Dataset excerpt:
* START *

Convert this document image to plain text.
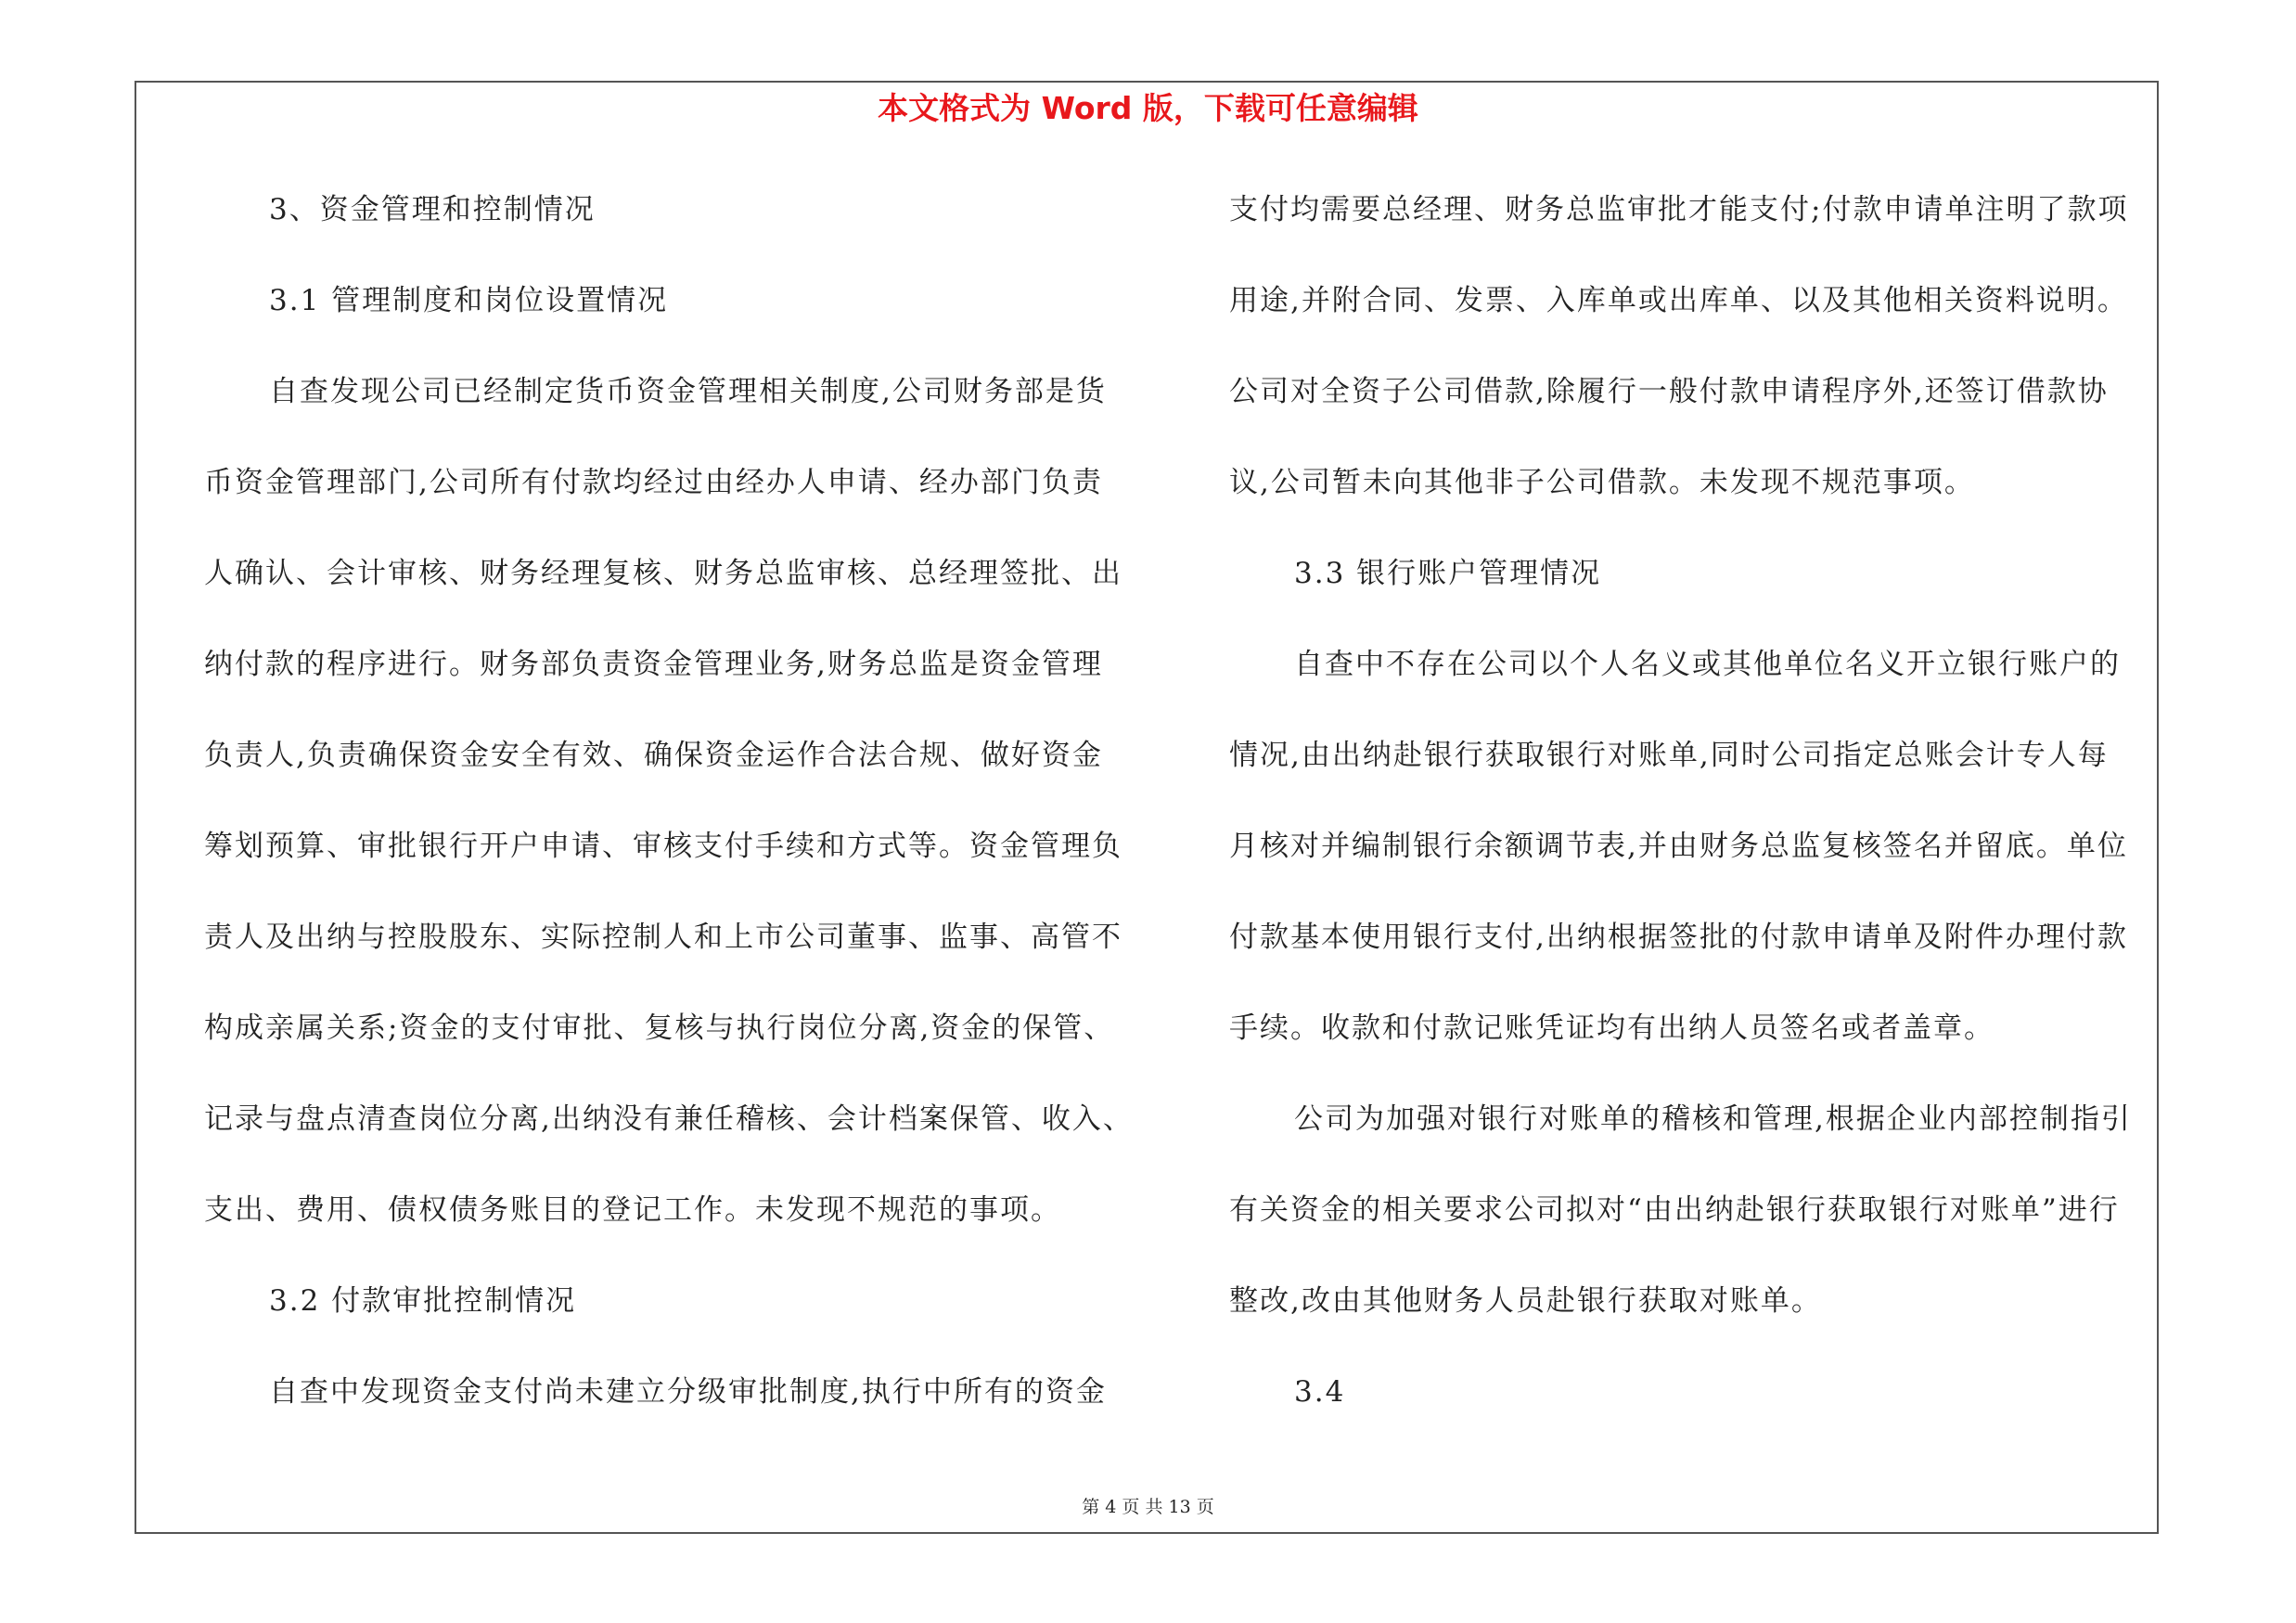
本文格式为 Word 版，下载可任意编辑
3、资金管理和控制情况
3.1 管理制度和岗位设置情况
自查发现公司已经制定货币资金管理相关制度,公司财务部是货
币资金管理部门,公司所有付款均经过由经办人申请、经办部门负责
人确认、会计审核、财务经理复核、财务总监审核、总经理签批、出
纳付款的程序进行。财务部负责资金管理业务,财务总监是资金管理
负责人,负责确保资金安全有效、确保资金运作合法合规、做好资金
筹划预算、审批银行开户申请、审核支付手续和方式等。资金管理负
责人及出纳与控股股东、实际控制人和上市公司董事、监事、高管不
构成亲属关系;资金的支付审批、复核与执行岗位分离,资金的保管、
记录与盘点清查岗位分离,出纳没有兼任稽核、会计档案保管、收入、
支出、费用、债权债务账目的登记工作。未发现不规范的事项。
3.2 付款审批控制情况
自查中发现资金支付尚未建立分级审批制度,执行中所有的资金
支付均需要总经理、财务总监审批才能支付;付款申请单注明了款项
用途,并附合同、发票、入库单或出库单、以及其他相关资料说明。
公司对全资子公司借款,除履行一般付款申请程序外,还签订借款协
议,公司暂未向其他非子公司借款。未发现不规范事项。
3.3 银行账户管理情况
自查中不存在公司以个人名义或其他单位名义开立银行账户的
情况,由出纳赴银行获取银行对账单,同时公司指定总账会计专人每
月核对并编制银行余额调节表,并由财务总监复核签名并留底。单位
付款基本使用银行支付,出纳根据签批的付款申请单及附件办理付款
手续。收款和付款记账凭证均有出纳人员签名或者盖章。
公司为加强对银行对账单的稽核和管理,根据企业内部控制指引
有关资金的相关要求公司拟对“由出纳赴银行获取银行对账单”进行
整改,改由其他财务人员赴银行获取对账单。
3.4
第 4 页 共 13 页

* END *

* Written problem *
Return the material word for word. Pictures are not part of the copy.

* Response to the exercise *
Convert this document image to plain text.
本文格式为 Word 版，下载可任意编辑
3、资金管理和控制情况
3.1 管理制度和岗位设置情况
自查发现公司已经制定货币资金管理相关制度,公司财务部是货
币资金管理部门,公司所有付款均经过由经办人申请、经办部门负责
人确认、会计审核、财务经理复核、财务总监审核、总经理签批、出
纳付款的程序进行。财务部负责资金管理业务,财务总监是资金管理
负责人,负责确保资金安全有效、确保资金运作合法合规、做好资金
筹划预算、审批银行开户申请、审核支付手续和方式等。资金管理负
责人及出纳与控股股东、实际控制人和上市公司董事、监事、高管不
构成亲属关系;资金的支付审批、复核与执行岗位分离,资金的保管、
记录与盘点清查岗位分离,出纳没有兼任稽核、会计档案保管、收入、
支出、费用、债权债务账目的登记工作。未发现不规范的事项。
3.2 付款审批控制情况
自查中发现资金支付尚未建立分级审批制度,执行中所有的资金
支付均需要总经理、财务总监审批才能支付;付款申请单注明了款项
用途,并附合同、发票、入库单或出库单、以及其他相关资料说明。
公司对全资子公司借款,除履行一般付款申请程序外,还签订借款协
议,公司暂未向其他非子公司借款。未发现不规范事项。
3.3 银行账户管理情况
自查中不存在公司以个人名义或其他单位名义开立银行账户的
情况,由出纳赴银行获取银行对账单,同时公司指定总账会计专人每
月核对并编制银行余额调节表,并由财务总监复核签名并留底。单位
付款基本使用银行支付,出纳根据签批的付款申请单及附件办理付款
手续。收款和付款记账凭证均有出纳人员签名或者盖章。
公司为加强对银行对账单的稽核和管理,根据企业内部控制指引
有关资金的相关要求公司拟对“由出纳赴银行获取银行对账单”进行
整改,改由其他财务人员赴银行获取对账单。
3.4
第 4 页 共 13 页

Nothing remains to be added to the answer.